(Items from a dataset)
━━━━━━━━━━

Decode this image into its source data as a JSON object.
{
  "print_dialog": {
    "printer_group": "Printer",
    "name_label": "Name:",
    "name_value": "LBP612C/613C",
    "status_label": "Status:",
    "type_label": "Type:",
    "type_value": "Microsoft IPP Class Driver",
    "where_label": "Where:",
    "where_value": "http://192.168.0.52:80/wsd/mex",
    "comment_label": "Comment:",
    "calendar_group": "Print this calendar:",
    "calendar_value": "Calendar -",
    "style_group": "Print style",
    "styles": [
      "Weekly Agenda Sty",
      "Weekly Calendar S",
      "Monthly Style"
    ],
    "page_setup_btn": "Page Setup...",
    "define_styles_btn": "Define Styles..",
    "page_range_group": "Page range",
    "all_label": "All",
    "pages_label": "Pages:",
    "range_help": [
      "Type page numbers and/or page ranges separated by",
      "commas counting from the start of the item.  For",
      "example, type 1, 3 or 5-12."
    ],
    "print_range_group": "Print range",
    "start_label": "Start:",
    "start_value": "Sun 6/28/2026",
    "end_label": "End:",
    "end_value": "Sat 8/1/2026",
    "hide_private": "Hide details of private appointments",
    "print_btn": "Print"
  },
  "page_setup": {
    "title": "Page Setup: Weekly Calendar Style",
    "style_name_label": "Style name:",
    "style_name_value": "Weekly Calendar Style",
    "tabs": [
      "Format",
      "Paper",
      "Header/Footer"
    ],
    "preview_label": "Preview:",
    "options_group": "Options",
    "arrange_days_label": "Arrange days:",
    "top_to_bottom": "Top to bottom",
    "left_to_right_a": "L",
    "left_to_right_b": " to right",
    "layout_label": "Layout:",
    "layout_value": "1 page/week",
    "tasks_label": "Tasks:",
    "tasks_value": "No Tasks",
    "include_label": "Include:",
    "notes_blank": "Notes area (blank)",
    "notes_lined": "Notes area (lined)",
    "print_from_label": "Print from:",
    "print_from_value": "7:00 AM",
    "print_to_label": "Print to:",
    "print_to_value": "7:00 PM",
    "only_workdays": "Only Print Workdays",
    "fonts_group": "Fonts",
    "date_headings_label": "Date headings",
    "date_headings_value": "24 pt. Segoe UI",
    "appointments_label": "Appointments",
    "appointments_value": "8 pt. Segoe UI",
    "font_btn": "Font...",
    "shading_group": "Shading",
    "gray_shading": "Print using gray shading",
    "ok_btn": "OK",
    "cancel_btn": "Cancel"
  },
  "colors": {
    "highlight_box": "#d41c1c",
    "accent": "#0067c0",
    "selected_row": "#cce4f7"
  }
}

━━━━━━━━━━

Task prompt: The records above are to be repeated exactly, in their entirety.

Answer to the exercise:
Decode this image into its source data as a JSON object.
{
  "print_dialog": {
    "printer_group": "Printer",
    "name_label": "Name:",
    "name_value": "LBP612C/613C",
    "status_label": "Status:",
    "type_label": "Type:",
    "type_value": "Microsoft IPP Class Driver",
    "where_label": "Where:",
    "where_value": "http://192.168.0.52:80/wsd/mex",
    "comment_label": "Comment:",
    "calendar_group": "Print this calendar:",
    "calendar_value": "Calendar -",
    "style_group": "Print style",
    "styles": [
      "Weekly Agenda Sty",
      "Weekly Calendar S",
      "Monthly Style"
    ],
    "page_setup_btn": "Page Setup...",
    "define_styles_btn": "Define Styles..",
    "page_range_group": "Page range",
    "all_label": "All",
    "pages_label": "Pages:",
    "range_help": [
      "Type page numbers and/or page ranges separated by",
      "commas counting from the start of the item.  For",
      "example, type 1, 3 or 5-12."
    ],
    "print_range_group": "Print range",
    "start_label": "Start:",
    "start_value": "Sun 6/28/2026",
    "end_label": "End:",
    "end_value": "Sat 8/1/2026",
    "hide_private": "Hide details of private appointments",
    "print_btn": "Print"
  },
  "page_setup": {
    "title": "Page Setup: Weekly Calendar Style",
    "style_name_label": "Style name:",
    "style_name_value": "Weekly Calendar Style",
    "tabs": [
      "Format",
      "Paper",
      "Header/Footer"
    ],
    "preview_label": "Preview:",
    "options_group": "Options",
    "arrange_days_label": "Arrange days:",
    "top_to_bottom": "Top to bottom",
    "left_to_right_a": "L",
    "left_to_right_b": " to right",
    "layout_label": "Layout:",
    "layout_value": "1 page/week",
    "tasks_label": "Tasks:",
    "tasks_value": "No Tasks",
    "include_label": "Include:",
    "notes_blank": "Notes area (blank)",
    "notes_lined": "Notes area (lined)",
    "print_from_label": "Print from:",
    "print_from_value": "7:00 AM",
    "print_to_label": "Print to:",
    "print_to_value": "7:00 PM",
    "only_workdays": "Only Print Workdays",
    "fonts_group": "Fonts",
    "date_headings_label": "Date headings",
    "date_headings_value": "24 pt. Segoe UI",
    "appointments_label": "Appointments",
    "appointments_value": "8 pt. Segoe UI",
    "font_btn": "Font...",
    "shading_group": "Shading",
    "gray_shading": "Print using gray shading",
    "ok_btn": "OK",
    "cancel_btn": "Cancel"
  },
  "colors": {
    "highlight_box": "#d41c1c",
    "accent": "#0067c0",
    "selected_row": "#cce4f7"
  }
}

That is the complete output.